Where a line of the material contains the string "const", copy that line.

Records that describe figures:

——————

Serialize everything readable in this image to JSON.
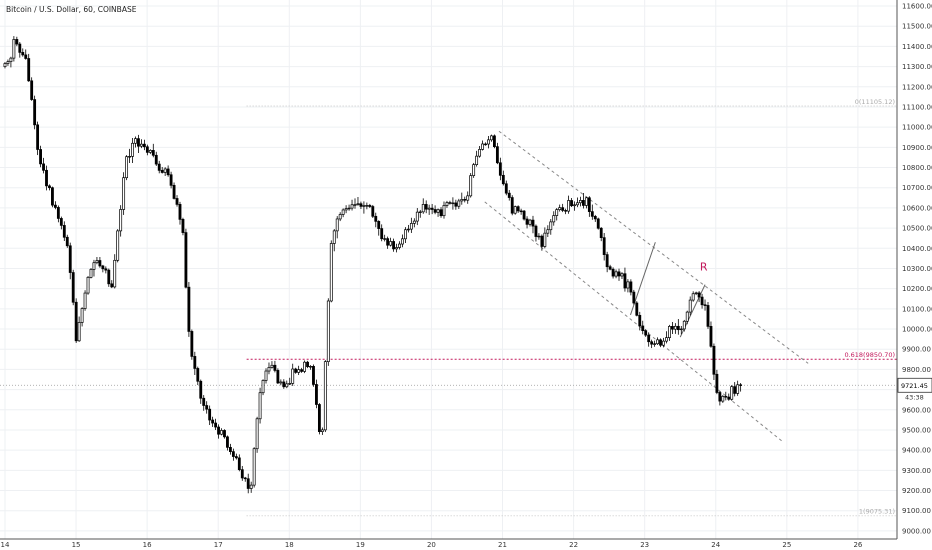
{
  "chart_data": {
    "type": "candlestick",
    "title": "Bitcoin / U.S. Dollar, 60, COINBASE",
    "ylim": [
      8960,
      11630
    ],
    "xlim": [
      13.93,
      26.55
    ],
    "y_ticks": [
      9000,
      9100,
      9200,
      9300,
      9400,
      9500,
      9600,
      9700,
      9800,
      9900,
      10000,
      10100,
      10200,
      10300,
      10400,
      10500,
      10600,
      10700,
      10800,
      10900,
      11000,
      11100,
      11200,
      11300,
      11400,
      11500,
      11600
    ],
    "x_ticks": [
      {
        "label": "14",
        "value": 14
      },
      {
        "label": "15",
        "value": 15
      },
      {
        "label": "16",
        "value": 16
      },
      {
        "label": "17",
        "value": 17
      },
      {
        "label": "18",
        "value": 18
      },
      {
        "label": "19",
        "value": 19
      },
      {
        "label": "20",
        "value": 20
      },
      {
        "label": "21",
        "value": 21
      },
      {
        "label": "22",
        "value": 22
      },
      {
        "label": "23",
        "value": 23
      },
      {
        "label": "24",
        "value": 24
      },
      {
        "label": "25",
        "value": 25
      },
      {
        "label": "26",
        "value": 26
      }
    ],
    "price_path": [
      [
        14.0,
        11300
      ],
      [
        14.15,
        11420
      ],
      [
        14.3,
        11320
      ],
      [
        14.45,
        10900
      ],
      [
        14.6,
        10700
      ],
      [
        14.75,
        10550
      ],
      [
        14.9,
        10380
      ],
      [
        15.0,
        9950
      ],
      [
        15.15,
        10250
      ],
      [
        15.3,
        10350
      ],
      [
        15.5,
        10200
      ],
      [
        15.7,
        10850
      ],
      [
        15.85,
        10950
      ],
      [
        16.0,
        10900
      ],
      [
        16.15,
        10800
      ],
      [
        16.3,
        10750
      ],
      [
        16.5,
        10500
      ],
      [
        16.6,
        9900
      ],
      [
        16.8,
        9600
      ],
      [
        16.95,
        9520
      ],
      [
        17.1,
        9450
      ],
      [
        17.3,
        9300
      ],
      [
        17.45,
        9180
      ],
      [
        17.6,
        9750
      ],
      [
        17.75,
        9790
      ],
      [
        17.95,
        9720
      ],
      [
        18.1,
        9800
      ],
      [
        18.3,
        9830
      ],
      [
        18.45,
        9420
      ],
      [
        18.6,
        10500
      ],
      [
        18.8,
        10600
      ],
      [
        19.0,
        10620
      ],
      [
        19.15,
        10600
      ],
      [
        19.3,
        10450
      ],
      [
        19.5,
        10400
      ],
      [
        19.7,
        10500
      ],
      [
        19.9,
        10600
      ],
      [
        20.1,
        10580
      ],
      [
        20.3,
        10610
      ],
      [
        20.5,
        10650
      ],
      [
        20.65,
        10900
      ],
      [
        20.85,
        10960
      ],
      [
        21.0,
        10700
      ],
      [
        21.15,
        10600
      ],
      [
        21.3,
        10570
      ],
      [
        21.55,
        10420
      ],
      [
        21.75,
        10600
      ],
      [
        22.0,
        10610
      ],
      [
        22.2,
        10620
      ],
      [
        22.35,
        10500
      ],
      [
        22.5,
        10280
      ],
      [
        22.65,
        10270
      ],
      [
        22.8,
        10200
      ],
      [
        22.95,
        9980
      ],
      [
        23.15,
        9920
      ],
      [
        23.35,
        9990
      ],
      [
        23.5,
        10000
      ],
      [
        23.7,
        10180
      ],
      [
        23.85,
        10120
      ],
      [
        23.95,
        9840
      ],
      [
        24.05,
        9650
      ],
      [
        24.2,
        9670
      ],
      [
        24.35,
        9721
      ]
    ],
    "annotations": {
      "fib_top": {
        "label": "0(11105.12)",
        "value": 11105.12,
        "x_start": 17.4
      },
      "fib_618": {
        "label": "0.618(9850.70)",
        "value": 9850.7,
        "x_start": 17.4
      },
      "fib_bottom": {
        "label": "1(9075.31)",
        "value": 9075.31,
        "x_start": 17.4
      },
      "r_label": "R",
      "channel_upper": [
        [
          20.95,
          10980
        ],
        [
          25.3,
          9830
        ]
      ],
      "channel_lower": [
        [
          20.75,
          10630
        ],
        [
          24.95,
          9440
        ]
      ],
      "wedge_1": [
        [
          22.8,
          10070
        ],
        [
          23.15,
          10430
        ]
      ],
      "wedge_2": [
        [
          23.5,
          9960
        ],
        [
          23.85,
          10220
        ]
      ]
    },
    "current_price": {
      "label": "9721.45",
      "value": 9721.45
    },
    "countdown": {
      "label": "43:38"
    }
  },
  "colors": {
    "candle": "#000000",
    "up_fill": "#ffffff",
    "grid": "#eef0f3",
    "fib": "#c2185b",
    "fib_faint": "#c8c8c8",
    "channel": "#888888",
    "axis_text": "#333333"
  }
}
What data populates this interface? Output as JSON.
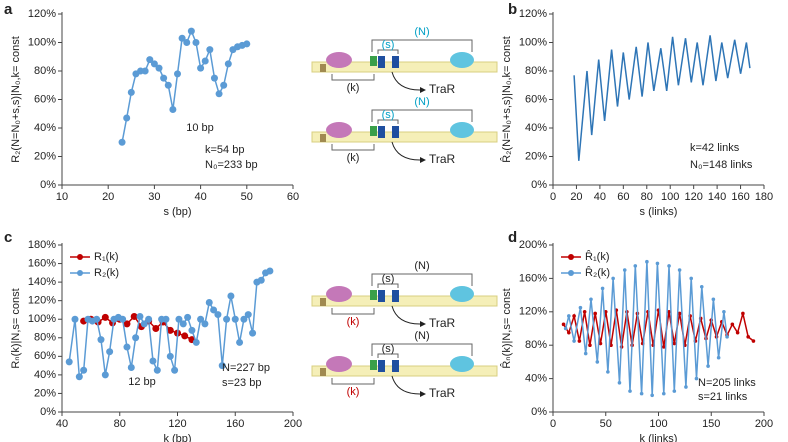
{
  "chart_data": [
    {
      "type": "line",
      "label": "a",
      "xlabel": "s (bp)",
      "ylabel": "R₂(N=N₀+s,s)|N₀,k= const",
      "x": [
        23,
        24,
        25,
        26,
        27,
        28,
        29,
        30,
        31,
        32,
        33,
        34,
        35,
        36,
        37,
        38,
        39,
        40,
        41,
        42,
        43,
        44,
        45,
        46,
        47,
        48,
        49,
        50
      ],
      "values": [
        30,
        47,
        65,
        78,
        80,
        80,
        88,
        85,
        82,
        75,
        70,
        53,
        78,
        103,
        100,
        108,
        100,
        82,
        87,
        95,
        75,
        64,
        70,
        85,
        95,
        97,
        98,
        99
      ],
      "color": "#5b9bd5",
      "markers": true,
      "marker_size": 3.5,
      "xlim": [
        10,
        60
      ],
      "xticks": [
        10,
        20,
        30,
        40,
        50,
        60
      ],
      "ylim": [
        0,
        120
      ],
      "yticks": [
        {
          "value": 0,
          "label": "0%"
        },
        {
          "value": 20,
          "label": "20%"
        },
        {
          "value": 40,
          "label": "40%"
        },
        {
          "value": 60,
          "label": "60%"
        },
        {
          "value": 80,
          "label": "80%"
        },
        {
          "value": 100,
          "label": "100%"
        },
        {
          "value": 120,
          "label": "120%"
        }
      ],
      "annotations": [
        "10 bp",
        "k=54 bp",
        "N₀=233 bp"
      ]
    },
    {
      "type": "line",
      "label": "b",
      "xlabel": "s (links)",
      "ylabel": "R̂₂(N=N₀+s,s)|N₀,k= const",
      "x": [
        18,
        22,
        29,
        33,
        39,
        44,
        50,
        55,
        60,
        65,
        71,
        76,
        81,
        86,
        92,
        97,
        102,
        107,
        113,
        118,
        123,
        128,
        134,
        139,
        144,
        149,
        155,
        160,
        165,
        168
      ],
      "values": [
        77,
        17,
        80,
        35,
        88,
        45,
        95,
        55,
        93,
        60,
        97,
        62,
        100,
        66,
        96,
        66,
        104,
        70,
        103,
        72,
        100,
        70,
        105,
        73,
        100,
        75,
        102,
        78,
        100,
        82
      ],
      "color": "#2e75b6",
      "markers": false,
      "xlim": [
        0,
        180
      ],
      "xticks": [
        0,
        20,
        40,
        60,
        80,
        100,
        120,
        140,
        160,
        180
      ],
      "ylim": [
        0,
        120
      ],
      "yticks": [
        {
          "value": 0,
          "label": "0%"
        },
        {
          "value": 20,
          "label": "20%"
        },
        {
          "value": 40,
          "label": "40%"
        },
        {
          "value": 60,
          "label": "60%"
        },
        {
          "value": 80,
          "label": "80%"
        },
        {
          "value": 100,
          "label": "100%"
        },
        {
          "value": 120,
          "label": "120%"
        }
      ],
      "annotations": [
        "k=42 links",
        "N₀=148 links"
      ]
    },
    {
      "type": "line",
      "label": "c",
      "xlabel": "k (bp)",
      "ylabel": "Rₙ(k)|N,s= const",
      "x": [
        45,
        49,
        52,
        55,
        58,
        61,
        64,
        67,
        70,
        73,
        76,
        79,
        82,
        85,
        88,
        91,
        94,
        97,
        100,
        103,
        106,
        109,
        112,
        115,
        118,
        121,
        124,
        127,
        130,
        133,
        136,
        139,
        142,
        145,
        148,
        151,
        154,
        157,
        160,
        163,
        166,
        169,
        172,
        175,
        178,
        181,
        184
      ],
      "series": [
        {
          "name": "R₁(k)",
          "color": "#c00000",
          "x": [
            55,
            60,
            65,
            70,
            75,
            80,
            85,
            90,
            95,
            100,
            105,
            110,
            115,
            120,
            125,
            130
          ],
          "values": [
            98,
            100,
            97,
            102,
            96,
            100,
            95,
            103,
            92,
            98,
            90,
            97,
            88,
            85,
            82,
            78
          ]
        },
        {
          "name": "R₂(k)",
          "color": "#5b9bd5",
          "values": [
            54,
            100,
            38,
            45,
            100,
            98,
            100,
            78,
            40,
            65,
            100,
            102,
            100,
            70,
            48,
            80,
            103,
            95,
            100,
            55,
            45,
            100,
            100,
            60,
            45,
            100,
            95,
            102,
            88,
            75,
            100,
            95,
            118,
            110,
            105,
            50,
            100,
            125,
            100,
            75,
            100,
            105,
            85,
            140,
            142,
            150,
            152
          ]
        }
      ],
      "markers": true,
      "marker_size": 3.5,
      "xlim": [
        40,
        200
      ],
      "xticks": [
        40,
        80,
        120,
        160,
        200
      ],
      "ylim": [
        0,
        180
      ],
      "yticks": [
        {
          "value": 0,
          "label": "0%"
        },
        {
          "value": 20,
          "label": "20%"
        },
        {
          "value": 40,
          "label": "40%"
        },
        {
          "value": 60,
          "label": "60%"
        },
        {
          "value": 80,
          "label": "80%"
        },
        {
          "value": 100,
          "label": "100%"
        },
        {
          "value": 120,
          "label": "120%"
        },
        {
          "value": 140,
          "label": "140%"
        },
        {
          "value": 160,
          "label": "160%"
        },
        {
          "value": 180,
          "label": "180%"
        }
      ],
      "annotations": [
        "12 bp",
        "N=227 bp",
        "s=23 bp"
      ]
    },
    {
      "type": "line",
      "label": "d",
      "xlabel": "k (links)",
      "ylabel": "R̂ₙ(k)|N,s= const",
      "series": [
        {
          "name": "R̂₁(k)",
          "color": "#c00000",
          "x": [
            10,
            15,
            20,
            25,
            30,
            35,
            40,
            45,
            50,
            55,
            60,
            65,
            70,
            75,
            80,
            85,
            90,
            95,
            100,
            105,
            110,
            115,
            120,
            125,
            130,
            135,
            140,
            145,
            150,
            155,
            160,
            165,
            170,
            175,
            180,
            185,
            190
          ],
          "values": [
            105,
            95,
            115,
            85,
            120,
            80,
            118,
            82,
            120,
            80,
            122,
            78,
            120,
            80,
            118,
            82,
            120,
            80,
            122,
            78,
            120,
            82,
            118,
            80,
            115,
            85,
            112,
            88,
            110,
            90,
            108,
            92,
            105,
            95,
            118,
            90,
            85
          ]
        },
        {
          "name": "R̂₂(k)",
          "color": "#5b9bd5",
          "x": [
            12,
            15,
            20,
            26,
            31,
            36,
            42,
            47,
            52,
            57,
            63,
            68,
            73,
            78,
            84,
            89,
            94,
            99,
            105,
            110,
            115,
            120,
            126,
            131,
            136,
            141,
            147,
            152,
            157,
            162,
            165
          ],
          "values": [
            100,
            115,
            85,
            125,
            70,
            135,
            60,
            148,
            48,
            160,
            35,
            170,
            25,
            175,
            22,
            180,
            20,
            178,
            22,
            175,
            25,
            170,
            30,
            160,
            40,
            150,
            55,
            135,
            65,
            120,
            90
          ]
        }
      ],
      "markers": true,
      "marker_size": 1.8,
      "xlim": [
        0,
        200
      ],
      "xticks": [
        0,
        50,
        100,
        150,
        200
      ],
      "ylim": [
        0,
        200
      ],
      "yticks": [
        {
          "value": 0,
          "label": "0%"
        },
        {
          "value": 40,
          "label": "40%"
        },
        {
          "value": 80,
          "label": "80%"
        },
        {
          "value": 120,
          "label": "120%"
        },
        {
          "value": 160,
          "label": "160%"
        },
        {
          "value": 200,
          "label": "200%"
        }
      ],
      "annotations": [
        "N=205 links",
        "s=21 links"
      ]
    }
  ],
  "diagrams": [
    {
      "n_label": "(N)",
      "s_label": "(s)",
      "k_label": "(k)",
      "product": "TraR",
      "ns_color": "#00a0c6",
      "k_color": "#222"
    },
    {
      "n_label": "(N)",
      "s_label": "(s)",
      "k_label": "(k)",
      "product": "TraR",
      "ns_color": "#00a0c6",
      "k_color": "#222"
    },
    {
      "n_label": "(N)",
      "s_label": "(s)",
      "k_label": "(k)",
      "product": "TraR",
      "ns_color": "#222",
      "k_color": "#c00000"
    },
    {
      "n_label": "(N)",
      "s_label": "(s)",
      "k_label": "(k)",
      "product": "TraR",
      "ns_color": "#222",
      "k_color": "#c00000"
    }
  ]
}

——————

Reply —
      "ylabel": "R₂(N=N₀+s,s)|N₀,k= const",
      "ylabel": "R̂₂(N=N₀+s,s)|N₀,k= const",
      "ylabel": "Rₙ(k)|N,s= const",
      "ylabel": "R̂ₙ(k)|N,s= const",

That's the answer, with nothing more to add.